◆ Instructions to follow
Give, as a bare number, the count of lines that contain the word "title".
---
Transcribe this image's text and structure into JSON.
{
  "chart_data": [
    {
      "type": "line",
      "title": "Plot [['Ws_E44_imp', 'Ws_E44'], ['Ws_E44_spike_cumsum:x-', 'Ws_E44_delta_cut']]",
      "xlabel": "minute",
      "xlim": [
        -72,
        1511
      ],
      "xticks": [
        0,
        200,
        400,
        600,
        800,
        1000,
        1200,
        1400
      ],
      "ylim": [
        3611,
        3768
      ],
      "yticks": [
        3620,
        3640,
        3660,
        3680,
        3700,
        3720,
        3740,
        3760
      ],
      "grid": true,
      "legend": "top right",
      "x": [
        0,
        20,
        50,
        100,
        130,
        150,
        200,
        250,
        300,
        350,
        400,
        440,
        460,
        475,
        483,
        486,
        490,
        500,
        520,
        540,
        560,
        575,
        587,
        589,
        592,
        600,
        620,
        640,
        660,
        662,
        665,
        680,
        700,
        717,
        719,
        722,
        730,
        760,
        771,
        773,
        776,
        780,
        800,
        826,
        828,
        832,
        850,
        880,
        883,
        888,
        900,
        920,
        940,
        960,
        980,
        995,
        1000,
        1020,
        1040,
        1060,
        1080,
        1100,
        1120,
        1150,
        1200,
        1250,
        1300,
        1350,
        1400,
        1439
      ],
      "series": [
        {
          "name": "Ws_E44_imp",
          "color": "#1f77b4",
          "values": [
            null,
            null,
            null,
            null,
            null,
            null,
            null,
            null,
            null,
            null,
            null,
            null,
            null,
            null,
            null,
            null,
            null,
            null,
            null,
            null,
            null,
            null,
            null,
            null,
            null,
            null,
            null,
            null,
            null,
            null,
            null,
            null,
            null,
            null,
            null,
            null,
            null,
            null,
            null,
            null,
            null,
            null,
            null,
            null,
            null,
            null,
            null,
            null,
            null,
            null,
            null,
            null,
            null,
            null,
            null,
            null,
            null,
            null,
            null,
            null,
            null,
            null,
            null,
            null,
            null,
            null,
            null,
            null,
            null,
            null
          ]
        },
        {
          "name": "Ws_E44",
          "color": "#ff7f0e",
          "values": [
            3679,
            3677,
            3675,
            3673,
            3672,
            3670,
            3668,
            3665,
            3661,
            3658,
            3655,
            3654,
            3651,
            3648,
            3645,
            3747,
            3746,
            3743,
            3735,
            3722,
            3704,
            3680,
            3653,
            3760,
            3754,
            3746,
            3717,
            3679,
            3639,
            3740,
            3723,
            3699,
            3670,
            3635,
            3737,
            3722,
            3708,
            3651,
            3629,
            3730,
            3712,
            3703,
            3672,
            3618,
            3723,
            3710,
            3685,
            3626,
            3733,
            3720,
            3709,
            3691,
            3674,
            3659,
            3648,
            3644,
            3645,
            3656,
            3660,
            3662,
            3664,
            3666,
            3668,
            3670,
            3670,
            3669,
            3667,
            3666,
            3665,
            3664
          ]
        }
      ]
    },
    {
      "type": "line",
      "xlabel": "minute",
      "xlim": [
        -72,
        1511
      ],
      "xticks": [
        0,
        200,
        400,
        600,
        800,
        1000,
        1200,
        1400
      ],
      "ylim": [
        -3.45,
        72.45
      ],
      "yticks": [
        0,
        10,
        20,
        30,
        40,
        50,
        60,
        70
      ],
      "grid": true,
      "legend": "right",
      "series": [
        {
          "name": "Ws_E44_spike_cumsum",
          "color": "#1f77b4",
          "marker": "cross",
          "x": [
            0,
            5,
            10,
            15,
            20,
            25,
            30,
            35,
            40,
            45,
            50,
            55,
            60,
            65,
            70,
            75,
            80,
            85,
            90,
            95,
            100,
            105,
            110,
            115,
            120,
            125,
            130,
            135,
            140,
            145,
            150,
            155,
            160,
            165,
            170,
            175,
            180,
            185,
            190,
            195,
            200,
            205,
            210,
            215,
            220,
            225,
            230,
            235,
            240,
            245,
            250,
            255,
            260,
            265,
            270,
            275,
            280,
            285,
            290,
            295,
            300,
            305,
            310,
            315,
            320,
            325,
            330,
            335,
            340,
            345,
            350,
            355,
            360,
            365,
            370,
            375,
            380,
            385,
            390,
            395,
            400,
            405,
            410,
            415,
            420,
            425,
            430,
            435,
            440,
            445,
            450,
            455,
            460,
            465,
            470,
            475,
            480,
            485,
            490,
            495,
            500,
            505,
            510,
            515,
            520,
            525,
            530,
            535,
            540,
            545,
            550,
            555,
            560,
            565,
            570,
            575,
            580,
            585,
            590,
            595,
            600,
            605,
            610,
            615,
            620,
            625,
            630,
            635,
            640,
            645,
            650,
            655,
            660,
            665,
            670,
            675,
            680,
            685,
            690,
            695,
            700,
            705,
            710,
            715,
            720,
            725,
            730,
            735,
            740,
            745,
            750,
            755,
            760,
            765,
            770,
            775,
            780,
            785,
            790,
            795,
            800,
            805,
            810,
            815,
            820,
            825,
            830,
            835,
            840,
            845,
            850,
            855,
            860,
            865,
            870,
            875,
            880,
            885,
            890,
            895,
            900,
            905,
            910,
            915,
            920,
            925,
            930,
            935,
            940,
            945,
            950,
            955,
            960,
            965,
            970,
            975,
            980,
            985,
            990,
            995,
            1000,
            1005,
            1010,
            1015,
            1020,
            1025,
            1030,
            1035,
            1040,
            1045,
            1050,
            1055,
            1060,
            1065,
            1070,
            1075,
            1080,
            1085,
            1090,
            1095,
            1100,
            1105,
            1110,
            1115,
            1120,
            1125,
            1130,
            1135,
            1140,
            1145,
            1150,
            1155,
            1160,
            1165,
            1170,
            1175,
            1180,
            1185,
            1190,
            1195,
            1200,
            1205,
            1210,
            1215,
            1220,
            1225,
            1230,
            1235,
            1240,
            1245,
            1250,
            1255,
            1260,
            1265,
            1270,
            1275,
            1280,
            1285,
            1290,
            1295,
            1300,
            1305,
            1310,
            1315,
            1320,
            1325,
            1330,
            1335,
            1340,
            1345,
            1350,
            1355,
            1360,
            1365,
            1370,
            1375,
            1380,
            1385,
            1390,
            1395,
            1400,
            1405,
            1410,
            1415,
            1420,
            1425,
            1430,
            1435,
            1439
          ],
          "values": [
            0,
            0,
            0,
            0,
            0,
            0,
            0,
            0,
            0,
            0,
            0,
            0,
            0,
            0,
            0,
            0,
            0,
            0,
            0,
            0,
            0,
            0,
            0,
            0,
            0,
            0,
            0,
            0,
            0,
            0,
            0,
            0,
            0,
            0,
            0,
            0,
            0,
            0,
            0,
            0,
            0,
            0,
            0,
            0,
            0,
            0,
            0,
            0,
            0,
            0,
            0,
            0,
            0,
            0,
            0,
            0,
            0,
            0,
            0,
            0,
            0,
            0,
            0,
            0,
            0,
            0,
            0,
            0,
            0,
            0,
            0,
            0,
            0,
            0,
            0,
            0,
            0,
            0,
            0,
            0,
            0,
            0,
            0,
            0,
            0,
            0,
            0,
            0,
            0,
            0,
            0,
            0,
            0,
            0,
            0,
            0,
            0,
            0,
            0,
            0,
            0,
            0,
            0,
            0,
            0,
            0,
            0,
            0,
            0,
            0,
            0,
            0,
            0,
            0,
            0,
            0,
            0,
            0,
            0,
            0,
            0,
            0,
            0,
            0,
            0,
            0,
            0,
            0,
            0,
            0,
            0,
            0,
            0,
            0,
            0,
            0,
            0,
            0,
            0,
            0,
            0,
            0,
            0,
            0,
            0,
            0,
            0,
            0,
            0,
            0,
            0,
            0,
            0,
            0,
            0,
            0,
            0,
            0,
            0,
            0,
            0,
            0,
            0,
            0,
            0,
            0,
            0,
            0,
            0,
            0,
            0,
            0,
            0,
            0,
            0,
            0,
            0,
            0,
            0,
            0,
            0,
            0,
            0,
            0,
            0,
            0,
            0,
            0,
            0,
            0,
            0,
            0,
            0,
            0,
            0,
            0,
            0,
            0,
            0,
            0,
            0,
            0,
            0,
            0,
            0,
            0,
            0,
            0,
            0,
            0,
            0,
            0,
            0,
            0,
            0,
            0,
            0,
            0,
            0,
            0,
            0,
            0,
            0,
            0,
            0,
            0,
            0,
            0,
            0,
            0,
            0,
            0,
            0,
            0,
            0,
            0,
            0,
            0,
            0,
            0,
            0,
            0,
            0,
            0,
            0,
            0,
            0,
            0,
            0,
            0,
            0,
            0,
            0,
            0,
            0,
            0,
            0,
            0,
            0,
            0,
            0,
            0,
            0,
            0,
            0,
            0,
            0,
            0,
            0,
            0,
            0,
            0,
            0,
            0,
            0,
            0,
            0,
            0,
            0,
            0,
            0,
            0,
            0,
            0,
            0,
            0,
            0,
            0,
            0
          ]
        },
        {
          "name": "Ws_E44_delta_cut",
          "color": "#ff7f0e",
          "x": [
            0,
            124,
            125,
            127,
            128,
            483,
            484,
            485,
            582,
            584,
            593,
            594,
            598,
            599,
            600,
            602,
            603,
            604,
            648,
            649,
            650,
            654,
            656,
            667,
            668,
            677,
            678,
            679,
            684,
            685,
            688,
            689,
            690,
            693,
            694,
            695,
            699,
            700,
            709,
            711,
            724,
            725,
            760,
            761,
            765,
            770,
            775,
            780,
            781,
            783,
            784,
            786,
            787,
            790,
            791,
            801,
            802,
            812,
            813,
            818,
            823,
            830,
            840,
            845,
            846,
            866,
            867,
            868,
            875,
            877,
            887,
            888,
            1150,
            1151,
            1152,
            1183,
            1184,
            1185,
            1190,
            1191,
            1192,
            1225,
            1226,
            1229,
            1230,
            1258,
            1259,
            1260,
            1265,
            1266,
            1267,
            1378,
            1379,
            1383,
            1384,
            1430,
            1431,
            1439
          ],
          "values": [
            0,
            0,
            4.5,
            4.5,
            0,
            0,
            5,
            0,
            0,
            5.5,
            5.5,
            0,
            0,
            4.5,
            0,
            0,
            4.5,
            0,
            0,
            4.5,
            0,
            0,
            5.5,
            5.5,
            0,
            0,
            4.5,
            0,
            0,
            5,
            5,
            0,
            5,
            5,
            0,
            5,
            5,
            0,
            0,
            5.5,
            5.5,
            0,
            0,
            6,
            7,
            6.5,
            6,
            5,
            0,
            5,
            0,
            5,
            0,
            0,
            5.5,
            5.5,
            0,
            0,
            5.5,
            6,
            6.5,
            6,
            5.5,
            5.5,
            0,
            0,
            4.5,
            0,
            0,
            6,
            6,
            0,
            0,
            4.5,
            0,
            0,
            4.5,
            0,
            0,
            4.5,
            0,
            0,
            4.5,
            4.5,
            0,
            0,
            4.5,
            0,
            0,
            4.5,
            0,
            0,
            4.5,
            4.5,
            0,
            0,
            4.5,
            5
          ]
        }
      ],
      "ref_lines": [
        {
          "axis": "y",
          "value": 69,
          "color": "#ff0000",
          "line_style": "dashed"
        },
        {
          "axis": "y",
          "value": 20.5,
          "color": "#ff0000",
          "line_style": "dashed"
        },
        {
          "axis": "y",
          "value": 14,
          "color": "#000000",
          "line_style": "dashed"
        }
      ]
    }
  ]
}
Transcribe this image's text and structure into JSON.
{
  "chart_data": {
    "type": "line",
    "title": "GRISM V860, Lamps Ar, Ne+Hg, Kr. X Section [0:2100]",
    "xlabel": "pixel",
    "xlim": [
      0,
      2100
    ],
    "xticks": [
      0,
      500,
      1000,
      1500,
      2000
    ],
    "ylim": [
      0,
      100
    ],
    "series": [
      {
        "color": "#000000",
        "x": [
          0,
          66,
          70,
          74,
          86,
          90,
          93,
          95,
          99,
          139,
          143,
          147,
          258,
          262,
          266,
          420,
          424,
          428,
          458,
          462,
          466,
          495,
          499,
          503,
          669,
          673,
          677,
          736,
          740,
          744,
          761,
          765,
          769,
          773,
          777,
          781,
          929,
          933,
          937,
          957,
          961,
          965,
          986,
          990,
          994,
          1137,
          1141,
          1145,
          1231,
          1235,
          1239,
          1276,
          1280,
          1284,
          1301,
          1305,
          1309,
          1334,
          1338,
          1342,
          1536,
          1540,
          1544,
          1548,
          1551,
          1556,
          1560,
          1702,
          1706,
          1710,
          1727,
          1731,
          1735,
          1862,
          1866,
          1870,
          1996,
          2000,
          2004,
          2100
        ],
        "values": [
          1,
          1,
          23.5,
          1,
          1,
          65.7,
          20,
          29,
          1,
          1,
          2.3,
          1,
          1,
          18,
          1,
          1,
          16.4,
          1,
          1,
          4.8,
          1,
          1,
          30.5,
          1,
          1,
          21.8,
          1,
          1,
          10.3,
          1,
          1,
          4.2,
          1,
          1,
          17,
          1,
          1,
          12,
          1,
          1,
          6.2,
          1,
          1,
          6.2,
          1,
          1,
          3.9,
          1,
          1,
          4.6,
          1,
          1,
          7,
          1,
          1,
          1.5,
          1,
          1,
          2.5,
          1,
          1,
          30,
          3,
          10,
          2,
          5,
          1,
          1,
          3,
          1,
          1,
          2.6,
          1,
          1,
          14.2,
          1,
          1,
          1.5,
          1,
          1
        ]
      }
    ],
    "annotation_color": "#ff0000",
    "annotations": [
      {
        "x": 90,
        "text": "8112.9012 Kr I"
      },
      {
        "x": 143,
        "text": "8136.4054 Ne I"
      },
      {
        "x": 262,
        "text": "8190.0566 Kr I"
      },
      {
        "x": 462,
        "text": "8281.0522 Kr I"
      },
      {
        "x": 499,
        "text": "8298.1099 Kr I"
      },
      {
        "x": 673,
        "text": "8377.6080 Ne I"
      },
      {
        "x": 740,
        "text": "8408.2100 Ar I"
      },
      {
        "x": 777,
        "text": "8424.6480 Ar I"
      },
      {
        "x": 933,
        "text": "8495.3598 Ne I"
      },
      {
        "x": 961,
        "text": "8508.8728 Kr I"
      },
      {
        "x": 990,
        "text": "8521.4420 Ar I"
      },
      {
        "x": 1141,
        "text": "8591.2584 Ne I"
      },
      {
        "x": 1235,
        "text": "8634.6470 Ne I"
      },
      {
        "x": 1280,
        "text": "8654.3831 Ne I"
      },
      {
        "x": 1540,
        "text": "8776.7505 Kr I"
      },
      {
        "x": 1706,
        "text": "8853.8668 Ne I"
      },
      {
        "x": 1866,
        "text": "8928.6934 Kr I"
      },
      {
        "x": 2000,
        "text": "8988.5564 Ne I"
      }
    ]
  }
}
---
◆ Completed task
2